Records excerpted from a collection
--- start ---

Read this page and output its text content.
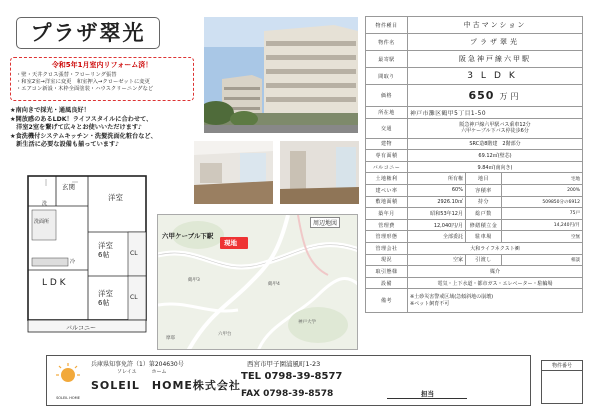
プラザ翠光
令和5年1月室内リフォーム済！
・壁・天井クロス張替・フローリング張替
・和室2室→洋室に変更　和室押入→クローゼットに変更
・エアコン新設・木枠全面塗装・ハウスクリーニングなど
★南向きで採光・通風良好！
★開放感のあるLDK！ライフスタイルに合わせて、
　洋室2室を繋げて広々とお使いいただけます♪
★食洗機付システムキッチン・洗髪洗面化粧台など、
　新生活に必要な設備も揃っています♪
玄関
洗面所
洋室
洋室
6帖
洋室
6帖
CL
CL
L D K
冷
洗
バルコニー
現地
六甲ケーブル下駅
周辺地図
鶴甲3
鶴甲4
神戸大学
六甲台
摩耶
物件種目	中古マンション		
物件名	プラザ翠光		
最寄駅	阪急神戸線六甲駅		
間取り	3LDK		
価格	650　 万円		
所在地	神戸市灘区鶴甲5丁目1-50		
交通	阪急神戸線六甲駅バス乗車12分
六甲ケーブル下バス停徒歩6分		

建物	SRC造8階建　2階部分		
専有面積	69.12㎡(壁芯)		
バルコニー	9.84㎡(南向き)		
土地権利	所有権	地目	宅地
建ぺい率	60%	容積率	200%
敷地面積	2926.10㎡	持分	509850分の6912
築年月	昭和53年12月	総戸数	75戸
管理費	12,040円/月	修繕積立金	14,240円/月
管理形態	全部委託	駐車場	空無
管理会社	大和ライフネクスト㈱		
現況	空家	引渡し	相談
取引態様	媒介		
設備	電気・上下水道・都市ガス・エレベーター・駐輪場		
備考	※土砂災害警戒区域(急傾斜地の崩壊)
※ペット飼育不可		
SOLEIL HOME
兵庫県知事免許（1）第204630号	西宮市甲子園浦風町1-23
ソレイユ　　　ホーム
SOLEIL　HOME株式会社
TEL 0798-39-8577
FAX 0798-39-8578	担当
物件番号
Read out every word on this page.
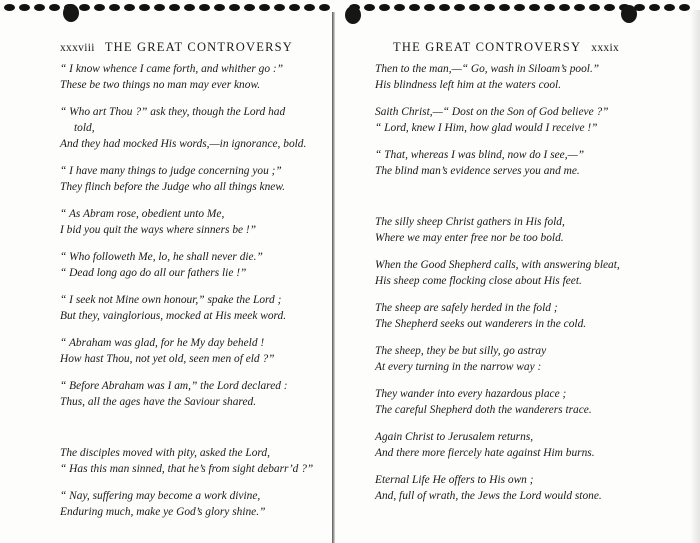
xxxviii THE GREAT CONTROVERSY
“ I know whence I came forth, and whither go :”
These be two things no man may ever know.
“ Who art Thou ?” ask they, though the Lord had
told,
And they had mocked His words,—in ignorance, bold.
“ I have many things to judge concerning you ;”
They flinch before the Judge who all things knew.
“ As Abram rose, obedient unto Me,
I bid you quit the ways where sinners be !”
“ Who followeth Me, lo, he shall never die.”
“ Dead long ago do all our fathers lie !”
“ I seek not Mine own honour,” spake the Lord ;
But they, vainglorious, mocked at His meek word.
“ Abraham was glad, for he My day beheld !
How hast Thou, not yet old, seen men of eld ?”
“ Before Abraham was I am,” the Lord declared :
Thus, all the ages have the Saviour shared.
The disciples moved with pity, asked the Lord,
“ Has this man sinned, that he’s from sight debarr’d ?”
“ Nay, suffering may become a work divine,
Enduring much, make ye God’s glory shine.”
THE GREAT CONTROVERSY xxxix
Then to the man,—“ Go, wash in Siloam’s pool.”
His blindness left him at the waters cool.
Saith Christ,—“ Dost on the Son of God believe ?”
“ Lord, knew I Him, how glad would I receive !”
“ That, whereas I was blind, now do I see,—”
The blind man’s evidence serves you and me.
The silly sheep Christ gathers in His fold,
Where we may enter free nor be too bold.
When the Good Shepherd calls, with answering bleat,
His sheep come flocking close about His feet.
The sheep are safely herded in the fold ;
The Shepherd seeks out wanderers in the cold.
The sheep, they be but silly, go astray
At every turning in the narrow way :
They wander into every hazardous place ;
The careful Shepherd doth the wanderers trace.
Again Christ to Jerusalem returns,
And there more fiercely hate against Him burns.
Eternal Life He offers to His own ;
And, full of wrath, the Jews the Lord would stone.
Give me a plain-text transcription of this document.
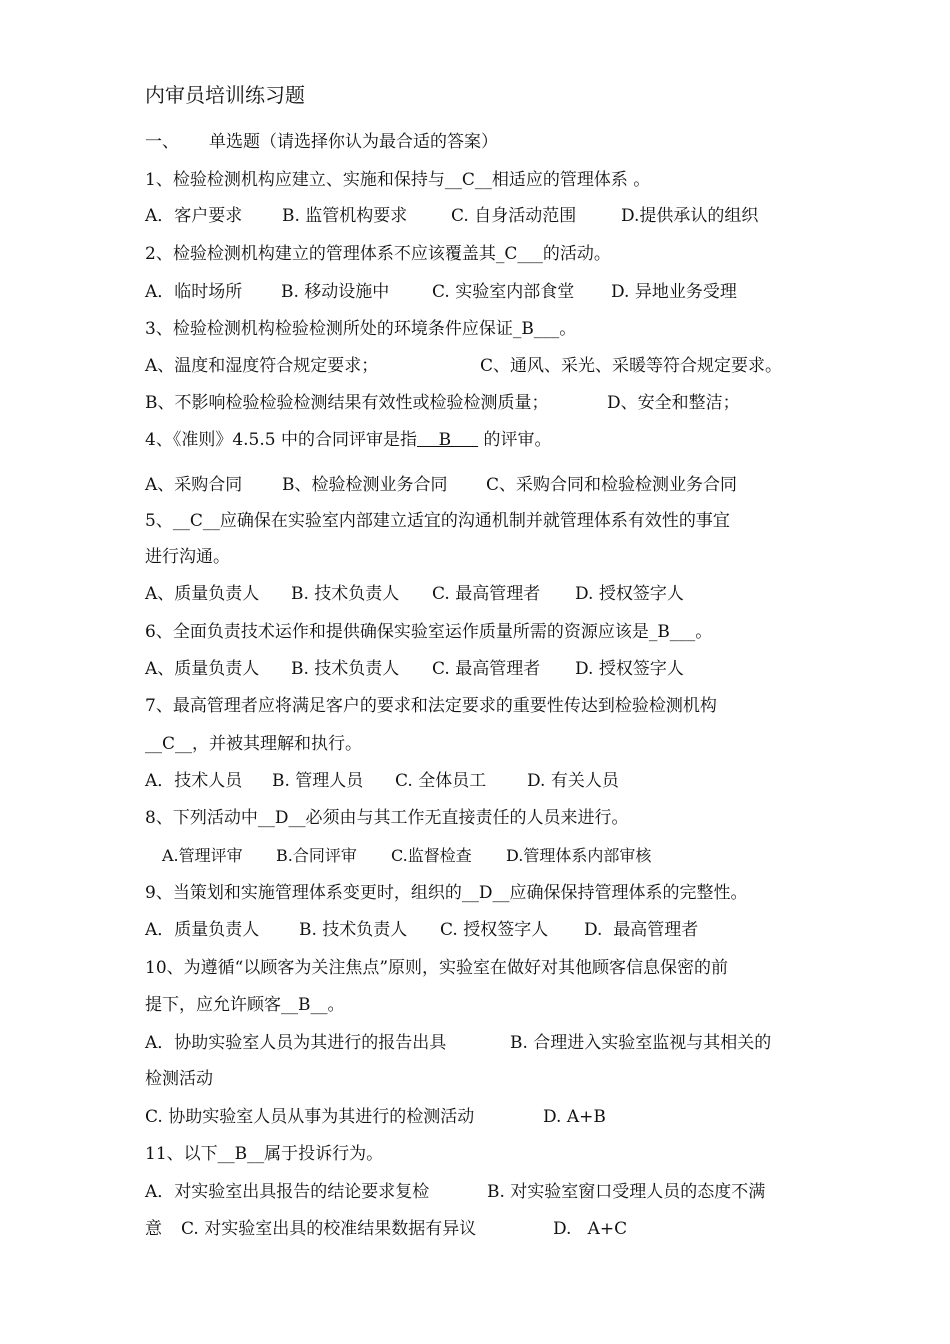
内审员培训练习题
一、 单选题（请选择你认为最合适的答案）
1、检验检测机构应建立、实施和保持与__C__相适应的管理体系 。
A．客户要求 B. 监管机构要求	C. 自身活动范围	D.提供承认的组织
2、检验检测机构建立的管理体系不应该覆盖其_C___的活动。
A．临时场所 B. 移动设施中	C. 实验室内部食堂 D. 异地业务受理
3、检验检测机构检验检测所处的环境条件应保证_B___。
A、温度和湿度符合规定要求；	C、通风、采光、采暖等符合规定要求。
B、不影响检验检验检测结果有效性或检验检测质量；	D、安全和整洁；
4、《准则》4.5.5 中的合同评审是指    B      的评审。
A、采购合同 B、检验检测业务合同 C、采购合同和检验检测业务合同
5、__C__应确保在实验室内部建立适宜的沟通机制并就管理体系有效性的事宜
进行沟通。
A、质量负责人 B. 技术负责人 C. 最高管理者 D. 授权签字人
6、全面负责技术运作和提供确保实验室运作质量所需的资源应该是_B___。
A、质量负责人 B. 技术负责人 C. 最高管理者 D. 授权签字人
7、最高管理者应将满足客户的要求和法定要求的重要性传达到检验检测机构
__C__，并被其理解和执行。
A．技术人员 B. 管理人员 C. 全体员工 D. 有关人员
8、下列活动中__D__必须由与其工作无直接责任的人员来进行。
A.管理评审 B.合同评审 C.监督检查 D.管理体系内部审核
9、当策划和实施管理体系变更时，组织的__D__应确保保持管理体系的完整性。
A．质量负责人 B. 技术负责人 C. 授权签字人 D.  最高管理者
10、为遵循“以顾客为关注焦点”原则，实验室在做好对其他顾客信息保密的前
提下，应允许顾客__B__。
A．协助实验室人员为其进行的报告出具	B. 合理进入实验室监视与其相关的
检测活动
C. 协助实验室人员从事为其进行的检测活动	D. A+B
11、以下__B__属于投诉行为。
A．对实验室出具报告的结论要求复检	B. 对实验室窗口受理人员的态度不满
意 C. 对实验室出具的校准结果数据有异议	D.   A+C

--- end ---

SET TASK
Go through the material above and copy each line that has the word "fold".

RESULT BELOW
The silly sheep Christ gathers in His fold,
The sheep are safely herded in the fold ;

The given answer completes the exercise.